--- start Records to process ---

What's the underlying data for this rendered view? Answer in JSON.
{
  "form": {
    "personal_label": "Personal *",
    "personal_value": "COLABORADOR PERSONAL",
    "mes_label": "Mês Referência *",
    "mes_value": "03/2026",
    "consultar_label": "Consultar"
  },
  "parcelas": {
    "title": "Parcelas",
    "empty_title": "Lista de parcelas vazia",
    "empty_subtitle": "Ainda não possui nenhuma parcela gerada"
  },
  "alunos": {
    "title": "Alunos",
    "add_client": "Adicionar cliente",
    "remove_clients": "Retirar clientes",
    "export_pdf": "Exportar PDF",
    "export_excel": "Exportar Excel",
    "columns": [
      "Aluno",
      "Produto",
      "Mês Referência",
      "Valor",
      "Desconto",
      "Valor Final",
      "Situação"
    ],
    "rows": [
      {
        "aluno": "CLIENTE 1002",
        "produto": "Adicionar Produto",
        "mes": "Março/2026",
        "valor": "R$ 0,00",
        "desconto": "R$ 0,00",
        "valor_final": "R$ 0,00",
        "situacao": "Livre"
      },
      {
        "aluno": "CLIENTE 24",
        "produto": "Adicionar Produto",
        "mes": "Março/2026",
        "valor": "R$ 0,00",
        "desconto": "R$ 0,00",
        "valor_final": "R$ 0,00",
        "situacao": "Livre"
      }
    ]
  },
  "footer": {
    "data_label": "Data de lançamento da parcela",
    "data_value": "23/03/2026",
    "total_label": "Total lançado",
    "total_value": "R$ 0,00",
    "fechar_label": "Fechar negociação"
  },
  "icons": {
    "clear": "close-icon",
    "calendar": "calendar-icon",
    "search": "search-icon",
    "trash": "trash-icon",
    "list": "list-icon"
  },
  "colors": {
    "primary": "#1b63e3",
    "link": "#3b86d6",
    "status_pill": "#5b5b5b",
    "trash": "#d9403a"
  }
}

--- end Records to process ---

**What is expected**: Every entry must be retyped in full, exactly as given.

**Full solution**:
What's the underlying data for this rendered view? Answer in JSON.
{
  "form": {
    "personal_label": "Personal *",
    "personal_value": "COLABORADOR PERSONAL",
    "mes_label": "Mês Referência *",
    "mes_value": "03/2026",
    "consultar_label": "Consultar"
  },
  "parcelas": {
    "title": "Parcelas",
    "empty_title": "Lista de parcelas vazia",
    "empty_subtitle": "Ainda não possui nenhuma parcela gerada"
  },
  "alunos": {
    "title": "Alunos",
    "add_client": "Adicionar cliente",
    "remove_clients": "Retirar clientes",
    "export_pdf": "Exportar PDF",
    "export_excel": "Exportar Excel",
    "columns": [
      "Aluno",
      "Produto",
      "Mês Referência",
      "Valor",
      "Desconto",
      "Valor Final",
      "Situação"
    ],
    "rows": [
      {
        "aluno": "CLIENTE 1002",
        "produto": "Adicionar Produto",
        "mes": "Março/2026",
        "valor": "R$ 0,00",
        "desconto": "R$ 0,00",
        "valor_final": "R$ 0,00",
        "situacao": "Livre"
      },
      {
        "aluno": "CLIENTE 24",
        "produto": "Adicionar Produto",
        "mes": "Março/2026",
        "valor": "R$ 0,00",
        "desconto": "R$ 0,00",
        "valor_final": "R$ 0,00",
        "situacao": "Livre"
      }
    ]
  },
  "footer": {
    "data_label": "Data de lançamento da parcela",
    "data_value": "23/03/2026",
    "total_label": "Total lançado",
    "total_value": "R$ 0,00",
    "fechar_label": "Fechar negociação"
  },
  "icons": {
    "clear": "close-icon",
    "calendar": "calendar-icon",
    "search": "search-icon",
    "trash": "trash-icon",
    "list": "list-icon"
  },
  "colors": {
    "primary": "#1b63e3",
    "link": "#3b86d6",
    "status_pill": "#5b5b5b",
    "trash": "#d9403a"
  }
}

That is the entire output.